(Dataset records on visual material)
━━━━━━━━━━
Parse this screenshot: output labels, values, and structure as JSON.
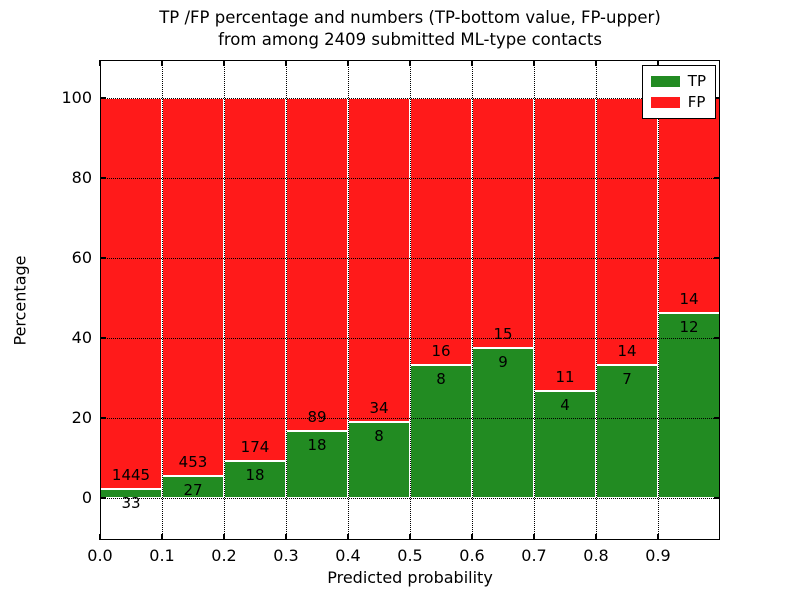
{
  "chart_data": {
    "type": "bar",
    "stacked": true,
    "normalized": "percent_of_bin",
    "title_line1": "TP /FP percentage and numbers (TP-bottom value, FP-upper)",
    "title_line2": "from among 2409 submitted ML-type contacts",
    "total_contacts": 2409,
    "xlabel": "Predicted probability",
    "ylabel": "Percentage",
    "categories": [
      "0.0-0.1",
      "0.1-0.2",
      "0.2-0.3",
      "0.3-0.4",
      "0.4-0.5",
      "0.5-0.6",
      "0.6-0.7",
      "0.7-0.8",
      "0.8-0.9",
      "0.9-1.0"
    ],
    "series": [
      {
        "name": "TP",
        "color": "#228b22",
        "values": [
          33,
          27,
          18,
          18,
          8,
          8,
          9,
          4,
          7,
          12
        ]
      },
      {
        "name": "FP",
        "color": "#ff1a1a",
        "values": [
          1445,
          453,
          174,
          89,
          34,
          16,
          15,
          11,
          14,
          14
        ]
      }
    ],
    "x_tick_labels": [
      "0.0",
      "0.1",
      "0.2",
      "0.3",
      "0.4",
      "0.5",
      "0.6",
      "0.7",
      "0.8",
      "0.9"
    ],
    "y_ticks": [
      0,
      20,
      40,
      60,
      80,
      100
    ],
    "y_tick_labels": [
      "0",
      "20",
      "40",
      "60",
      "80",
      "100"
    ],
    "xlim": [
      0.0,
      1.0
    ],
    "ylim": [
      -10.5,
      109.5
    ],
    "grid": true,
    "bar_edge_color": "#ffffff",
    "count_label_offset_units": 3.5,
    "legend": {
      "position": "upper right",
      "entries": [
        {
          "label": "TP",
          "color": "#228b22"
        },
        {
          "label": "FP",
          "color": "#ff1a1a"
        }
      ]
    }
  }
}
━━━━━━━━━━
INSTRUCTIONS TO FOLLOW: Copy out all lines from the material above that contain the string "type".

RESPONSE TO THIS EXERCISE:
    "type": "bar",
    "title_line2": "from among 2409 submitted ML-type contacts",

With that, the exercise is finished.